**Challenge**
Gather every line of the material below that contains the string "panel", and copy each of those lines in full. Treat the match as case-sensitive.

━━━━━━━━

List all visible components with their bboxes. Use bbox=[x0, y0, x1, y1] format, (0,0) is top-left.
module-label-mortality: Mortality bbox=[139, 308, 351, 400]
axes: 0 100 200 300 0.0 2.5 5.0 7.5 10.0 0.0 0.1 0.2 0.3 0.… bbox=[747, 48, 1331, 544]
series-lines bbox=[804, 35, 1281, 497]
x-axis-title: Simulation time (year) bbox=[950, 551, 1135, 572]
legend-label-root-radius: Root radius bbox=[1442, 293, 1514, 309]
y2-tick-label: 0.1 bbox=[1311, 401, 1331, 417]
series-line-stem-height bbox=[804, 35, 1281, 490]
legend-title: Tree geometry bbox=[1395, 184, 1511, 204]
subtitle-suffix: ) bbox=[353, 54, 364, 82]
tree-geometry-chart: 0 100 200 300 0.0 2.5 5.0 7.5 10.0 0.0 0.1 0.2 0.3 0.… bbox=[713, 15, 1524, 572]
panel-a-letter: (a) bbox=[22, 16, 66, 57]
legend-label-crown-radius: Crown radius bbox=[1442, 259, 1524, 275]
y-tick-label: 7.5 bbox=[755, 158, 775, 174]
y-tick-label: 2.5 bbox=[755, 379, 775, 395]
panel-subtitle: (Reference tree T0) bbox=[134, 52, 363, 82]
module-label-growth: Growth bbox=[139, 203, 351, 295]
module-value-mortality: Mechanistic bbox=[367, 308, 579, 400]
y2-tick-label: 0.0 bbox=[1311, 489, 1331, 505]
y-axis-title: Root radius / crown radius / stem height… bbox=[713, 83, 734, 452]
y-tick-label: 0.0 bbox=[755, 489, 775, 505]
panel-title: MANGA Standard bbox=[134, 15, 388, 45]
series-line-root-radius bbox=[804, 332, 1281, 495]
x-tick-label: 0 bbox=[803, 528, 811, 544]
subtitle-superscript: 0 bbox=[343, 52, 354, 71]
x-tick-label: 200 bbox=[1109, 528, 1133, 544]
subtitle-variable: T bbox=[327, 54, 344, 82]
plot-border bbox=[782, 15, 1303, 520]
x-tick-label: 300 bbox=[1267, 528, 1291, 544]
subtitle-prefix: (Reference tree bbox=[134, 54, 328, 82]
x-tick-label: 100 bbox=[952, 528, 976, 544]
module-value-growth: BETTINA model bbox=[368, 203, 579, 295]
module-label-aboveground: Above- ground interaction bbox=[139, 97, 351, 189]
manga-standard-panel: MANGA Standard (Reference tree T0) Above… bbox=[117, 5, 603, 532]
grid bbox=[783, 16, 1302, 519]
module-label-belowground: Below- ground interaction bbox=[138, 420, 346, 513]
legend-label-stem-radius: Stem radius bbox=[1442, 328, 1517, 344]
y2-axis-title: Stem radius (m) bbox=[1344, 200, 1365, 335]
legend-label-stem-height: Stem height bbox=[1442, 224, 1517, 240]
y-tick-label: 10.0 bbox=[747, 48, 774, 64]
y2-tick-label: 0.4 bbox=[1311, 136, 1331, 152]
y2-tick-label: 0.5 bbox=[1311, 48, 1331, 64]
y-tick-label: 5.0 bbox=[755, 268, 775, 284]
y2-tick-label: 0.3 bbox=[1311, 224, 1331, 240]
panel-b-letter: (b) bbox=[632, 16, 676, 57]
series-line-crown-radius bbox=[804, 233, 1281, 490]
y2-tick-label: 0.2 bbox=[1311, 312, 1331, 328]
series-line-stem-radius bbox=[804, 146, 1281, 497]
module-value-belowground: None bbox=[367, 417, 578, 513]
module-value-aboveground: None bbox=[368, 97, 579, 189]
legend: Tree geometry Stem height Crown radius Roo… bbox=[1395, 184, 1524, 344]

━━━━━━━━

**Written response**
panel-a-letter: (a) bbox=[22, 16, 66, 57]
panel-subtitle: (Reference tree T0) bbox=[134, 52, 363, 82]
panel-title: MANGA Standard bbox=[134, 15, 388, 45]
manga-standard-panel: MANGA Standard (Reference tree T0) Above… bbox=[117, 5, 603, 532]
panel-b-letter: (b) bbox=[632, 16, 676, 57]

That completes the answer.